▶ WRITTEN EXERCISE
Print all entries word for word.

---- DATASET ROWS

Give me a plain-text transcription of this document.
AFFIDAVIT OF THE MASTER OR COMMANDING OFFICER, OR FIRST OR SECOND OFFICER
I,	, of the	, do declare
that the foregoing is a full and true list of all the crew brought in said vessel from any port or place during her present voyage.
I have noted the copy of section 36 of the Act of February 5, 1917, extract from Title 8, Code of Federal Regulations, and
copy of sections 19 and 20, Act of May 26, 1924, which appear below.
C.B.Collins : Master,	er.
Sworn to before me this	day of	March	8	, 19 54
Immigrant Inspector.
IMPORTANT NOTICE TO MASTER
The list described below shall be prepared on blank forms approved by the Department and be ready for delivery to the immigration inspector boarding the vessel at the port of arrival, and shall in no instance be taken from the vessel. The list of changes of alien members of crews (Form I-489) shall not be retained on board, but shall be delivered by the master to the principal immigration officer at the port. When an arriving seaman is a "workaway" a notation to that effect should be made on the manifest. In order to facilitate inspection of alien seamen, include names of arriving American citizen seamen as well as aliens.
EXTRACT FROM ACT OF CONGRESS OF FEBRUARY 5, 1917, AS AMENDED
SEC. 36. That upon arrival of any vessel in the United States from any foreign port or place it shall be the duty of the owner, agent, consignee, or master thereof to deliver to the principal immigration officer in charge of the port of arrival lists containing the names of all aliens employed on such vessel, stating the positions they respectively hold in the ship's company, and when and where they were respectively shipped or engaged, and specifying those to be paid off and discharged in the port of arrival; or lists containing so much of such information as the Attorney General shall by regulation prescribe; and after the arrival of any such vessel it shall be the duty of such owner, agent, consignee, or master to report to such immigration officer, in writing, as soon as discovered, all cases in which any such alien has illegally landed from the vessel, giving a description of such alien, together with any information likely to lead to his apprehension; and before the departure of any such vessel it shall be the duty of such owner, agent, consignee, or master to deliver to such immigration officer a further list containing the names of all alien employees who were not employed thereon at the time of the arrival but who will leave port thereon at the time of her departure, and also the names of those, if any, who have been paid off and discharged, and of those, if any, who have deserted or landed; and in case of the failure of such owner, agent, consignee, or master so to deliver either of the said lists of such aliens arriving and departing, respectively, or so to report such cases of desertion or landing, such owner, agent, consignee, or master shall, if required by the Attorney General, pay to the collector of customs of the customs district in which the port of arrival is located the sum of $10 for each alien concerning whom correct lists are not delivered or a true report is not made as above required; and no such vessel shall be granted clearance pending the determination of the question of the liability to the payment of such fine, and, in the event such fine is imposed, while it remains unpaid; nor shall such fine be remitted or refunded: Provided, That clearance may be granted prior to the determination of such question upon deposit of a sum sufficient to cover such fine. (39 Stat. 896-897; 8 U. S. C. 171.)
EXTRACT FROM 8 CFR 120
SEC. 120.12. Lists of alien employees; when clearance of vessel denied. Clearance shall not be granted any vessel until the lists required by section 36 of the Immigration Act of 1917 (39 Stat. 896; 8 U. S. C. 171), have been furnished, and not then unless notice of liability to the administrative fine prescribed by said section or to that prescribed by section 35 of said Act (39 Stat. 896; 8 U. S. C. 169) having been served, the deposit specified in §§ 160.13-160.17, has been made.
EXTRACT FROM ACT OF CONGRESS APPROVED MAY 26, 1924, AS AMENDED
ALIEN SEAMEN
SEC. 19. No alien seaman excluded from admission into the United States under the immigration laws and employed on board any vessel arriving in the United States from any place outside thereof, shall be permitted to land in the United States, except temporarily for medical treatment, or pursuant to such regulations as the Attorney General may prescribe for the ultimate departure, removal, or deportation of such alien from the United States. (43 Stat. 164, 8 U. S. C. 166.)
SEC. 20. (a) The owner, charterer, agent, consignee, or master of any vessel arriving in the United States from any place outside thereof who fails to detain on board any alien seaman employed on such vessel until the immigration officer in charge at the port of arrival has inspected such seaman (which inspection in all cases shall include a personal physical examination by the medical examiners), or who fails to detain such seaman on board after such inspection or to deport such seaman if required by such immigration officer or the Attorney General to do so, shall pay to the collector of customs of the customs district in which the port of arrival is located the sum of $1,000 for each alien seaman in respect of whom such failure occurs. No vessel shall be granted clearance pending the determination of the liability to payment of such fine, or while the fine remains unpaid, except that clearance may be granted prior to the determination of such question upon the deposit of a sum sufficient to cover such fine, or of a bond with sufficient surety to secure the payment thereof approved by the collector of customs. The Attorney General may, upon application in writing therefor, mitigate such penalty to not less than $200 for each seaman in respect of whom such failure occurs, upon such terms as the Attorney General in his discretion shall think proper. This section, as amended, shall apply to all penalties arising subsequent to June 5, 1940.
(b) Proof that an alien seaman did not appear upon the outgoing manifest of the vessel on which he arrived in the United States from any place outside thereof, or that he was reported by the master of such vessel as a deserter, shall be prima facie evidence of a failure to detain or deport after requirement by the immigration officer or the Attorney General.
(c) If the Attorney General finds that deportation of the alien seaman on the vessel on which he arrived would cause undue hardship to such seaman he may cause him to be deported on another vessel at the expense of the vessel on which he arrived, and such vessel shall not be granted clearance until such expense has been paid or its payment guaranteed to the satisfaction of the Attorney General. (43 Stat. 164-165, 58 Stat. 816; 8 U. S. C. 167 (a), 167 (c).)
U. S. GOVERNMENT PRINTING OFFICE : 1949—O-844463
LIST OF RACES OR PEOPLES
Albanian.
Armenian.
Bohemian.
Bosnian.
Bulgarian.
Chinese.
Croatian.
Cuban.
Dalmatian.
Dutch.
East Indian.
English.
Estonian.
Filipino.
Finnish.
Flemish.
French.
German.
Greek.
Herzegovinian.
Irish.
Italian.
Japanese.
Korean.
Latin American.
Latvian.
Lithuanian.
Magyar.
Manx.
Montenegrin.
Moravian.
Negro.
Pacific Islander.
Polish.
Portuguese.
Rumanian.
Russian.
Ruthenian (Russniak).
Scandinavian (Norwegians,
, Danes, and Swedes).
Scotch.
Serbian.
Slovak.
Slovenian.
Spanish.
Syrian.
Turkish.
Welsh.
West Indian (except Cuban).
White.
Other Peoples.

--------

▶ SOLUTION TO THIS PROBLEM
Give me a plain-text transcription of this document.
AFFIDAVIT OF THE MASTER OR COMMANDING OFFICER, OR FIRST OR SECOND OFFICER
I,	, of the	, do declare
that the foregoing is a full and true list of all the crew brought in said vessel from any port or place during her present voyage.
I have noted the copy of section 36 of the Act of February 5, 1917, extract from Title 8, Code of Federal Regulations, and
copy of sections 19 and 20, Act of May 26, 1924, which appear below.
C.B.Collins : Master,	er.
Sworn to before me this	day of	March	8	, 19 54
Immigrant Inspector.
IMPORTANT NOTICE TO MASTER
The list described below shall be prepared on blank forms approved by the Department and be ready for delivery to the immigration inspector boarding the vessel at the port of arrival, and shall in no instance be taken from the vessel. The list of changes of alien members of crews (Form I-489) shall not be retained on board, but shall be delivered by the master to the principal immigration officer at the port. When an arriving seaman is a "workaway" a notation to that effect should be made on the manifest. In order to facilitate inspection of alien seamen, include names of arriving American citizen seamen as well as aliens.
EXTRACT FROM ACT OF CONGRESS OF FEBRUARY 5, 1917, AS AMENDED
SEC. 36. That upon arrival of any vessel in the United States from any foreign port or place it shall be the duty of the owner, agent, consignee, or master thereof to deliver to the principal immigration officer in charge of the port of arrival lists containing the names of all aliens employed on such vessel, stating the positions they respectively hold in the ship's company, and when and where they were respectively shipped or engaged, and specifying those to be paid off and discharged in the port of arrival; or lists containing so much of such information as the Attorney General shall by regulation prescribe; and after the arrival of any such vessel it shall be the duty of such owner, agent, consignee, or master to report to such immigration officer, in writing, as soon as discovered, all cases in which any such alien has illegally landed from the vessel, giving a description of such alien, together with any information likely to lead to his apprehension; and before the departure of any such vessel it shall be the duty of such owner, agent, consignee, or master to deliver to such immigration officer a further list containing the names of all alien employees who were not employed thereon at the time of the arrival but who will leave port thereon at the time of her departure, and also the names of those, if any, who have been paid off and discharged, and of those, if any, who have deserted or landed; and in case of the failure of such owner, agent, consignee, or master so to deliver either of the said lists of such aliens arriving and departing, respectively, or so to report such cases of desertion or landing, such owner, agent, consignee, or master shall, if required by the Attorney General, pay to the collector of customs of the customs district in which the port of arrival is located the sum of $10 for each alien concerning whom correct lists are not delivered or a true report is not made as above required; and no such vessel shall be granted clearance pending the determination of the question of the liability to the payment of such fine, and, in the event such fine is imposed, while it remains unpaid; nor shall such fine be remitted or refunded: Provided, That clearance may be granted prior to the determination of such question upon deposit of a sum sufficient to cover such fine. (39 Stat. 896-897; 8 U. S. C. 171.)
EXTRACT FROM 8 CFR 120
SEC. 120.12. Lists of alien employees; when clearance of vessel denied. Clearance shall not be granted any vessel until the lists required by section 36 of the Immigration Act of 1917 (39 Stat. 896; 8 U. S. C. 171), have been furnished, and not then unless notice of liability to the administrative fine prescribed by said section or to that prescribed by section 35 of said Act (39 Stat. 896; 8 U. S. C. 169) having been served, the deposit specified in §§ 160.13-160.17, has been made.
EXTRACT FROM ACT OF CONGRESS APPROVED MAY 26, 1924, AS AMENDED
ALIEN SEAMEN
SEC. 19. No alien seaman excluded from admission into the United States under the immigration laws and employed on board any vessel arriving in the United States from any place outside thereof, shall be permitted to land in the United States, except temporarily for medical treatment, or pursuant to such regulations as the Attorney General may prescribe for the ultimate departure, removal, or deportation of such alien from the United States. (43 Stat. 164, 8 U. S. C. 166.)
SEC. 20. (a) The owner, charterer, agent, consignee, or master of any vessel arriving in the United States from any place outside thereof who fails to detain on board any alien seaman employed on such vessel until the immigration officer in charge at the port of arrival has inspected such seaman (which inspection in all cases shall include a personal physical examination by the medical examiners), or who fails to detain such seaman on board after such inspection or to deport such seaman if required by such immigration officer or the Attorney General to do so, shall pay to the collector of customs of the customs district in which the port of arrival is located the sum of $1,000 for each alien seaman in respect of whom such failure occurs. No vessel shall be granted clearance pending the determination of the liability to payment of such fine, or while the fine remains unpaid, except that clearance may be granted prior to the determination of such question upon the deposit of a sum sufficient to cover such fine, or of a bond with sufficient surety to secure the payment thereof approved by the collector of customs. The Attorney General may, upon application in writing therefor, mitigate such penalty to not less than $200 for each seaman in respect of whom such failure occurs, upon such terms as the Attorney General in his discretion shall think proper. This section, as amended, shall apply to all penalties arising subsequent to June 5, 1940.
(b) Proof that an alien seaman did not appear upon the outgoing manifest of the vessel on which he arrived in the United States from any place outside thereof, or that he was reported by the master of such vessel as a deserter, shall be prima facie evidence of a failure to detain or deport after requirement by the immigration officer or the Attorney General.
(c) If the Attorney General finds that deportation of the alien seaman on the vessel on which he arrived would cause undue hardship to such seaman he may cause him to be deported on another vessel at the expense of the vessel on which he arrived, and such vessel shall not be granted clearance until such expense has been paid or its payment guaranteed to the satisfaction of the Attorney General. (43 Stat. 164-165, 58 Stat. 816; 8 U. S. C. 167 (a), 167 (c).)
U. S. GOVERNMENT PRINTING OFFICE : 1949—O-844463
LIST OF RACES OR PEOPLES
Albanian.
Armenian.
Bohemian.
Bosnian.
Bulgarian.
Chinese.
Croatian.
Cuban.
Dalmatian.
Dutch.
East Indian.
English.
Estonian.
Filipino.
Finnish.
Flemish.
French.
German.
Greek.
Herzegovinian.
Irish.
Italian.
Japanese.
Korean.
Latin American.
Latvian.
Lithuanian.
Magyar.
Manx.
Montenegrin.
Moravian.
Negro.
Pacific Islander.
Polish.
Portuguese.
Rumanian.
Russian.
Ruthenian (Russniak).
Scandinavian (Norwegians,
, Danes, and Swedes).
Scotch.
Serbian.
Slovak.
Slovenian.
Spanish.
Syrian.
Turkish.
Welsh.
West Indian (except Cuban).
White.
Other Peoples.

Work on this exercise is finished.